■ **Problem details**
Below are the records; locate each line with the word "multilateral" and copy it.

■ **Information supplied**

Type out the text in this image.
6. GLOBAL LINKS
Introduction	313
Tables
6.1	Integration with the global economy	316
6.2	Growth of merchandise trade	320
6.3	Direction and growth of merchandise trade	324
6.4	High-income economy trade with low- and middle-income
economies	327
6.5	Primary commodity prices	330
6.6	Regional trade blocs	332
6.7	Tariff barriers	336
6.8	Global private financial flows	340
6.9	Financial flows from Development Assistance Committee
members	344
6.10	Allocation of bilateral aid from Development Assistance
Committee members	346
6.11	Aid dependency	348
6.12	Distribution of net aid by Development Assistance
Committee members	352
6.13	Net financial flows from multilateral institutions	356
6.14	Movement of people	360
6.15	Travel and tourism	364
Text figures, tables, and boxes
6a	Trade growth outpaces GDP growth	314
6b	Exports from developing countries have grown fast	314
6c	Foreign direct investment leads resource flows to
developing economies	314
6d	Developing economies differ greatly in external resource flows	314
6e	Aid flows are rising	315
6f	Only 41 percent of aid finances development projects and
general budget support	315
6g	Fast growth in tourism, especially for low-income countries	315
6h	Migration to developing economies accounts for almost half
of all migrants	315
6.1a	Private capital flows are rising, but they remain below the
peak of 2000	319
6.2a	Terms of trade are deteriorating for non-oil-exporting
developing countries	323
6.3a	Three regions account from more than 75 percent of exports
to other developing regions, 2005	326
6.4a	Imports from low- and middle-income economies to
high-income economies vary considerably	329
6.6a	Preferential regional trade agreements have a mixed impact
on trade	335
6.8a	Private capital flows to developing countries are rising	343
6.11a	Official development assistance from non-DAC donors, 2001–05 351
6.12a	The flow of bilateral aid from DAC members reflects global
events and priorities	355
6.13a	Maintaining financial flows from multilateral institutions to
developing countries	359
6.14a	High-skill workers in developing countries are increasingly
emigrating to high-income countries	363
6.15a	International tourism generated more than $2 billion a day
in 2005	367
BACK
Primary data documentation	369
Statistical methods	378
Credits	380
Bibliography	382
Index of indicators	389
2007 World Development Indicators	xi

■ **Response to the task**
6.13	Net financial flows from multilateral institutions	356
6.13a	Maintaining financial flows from multilateral institutions to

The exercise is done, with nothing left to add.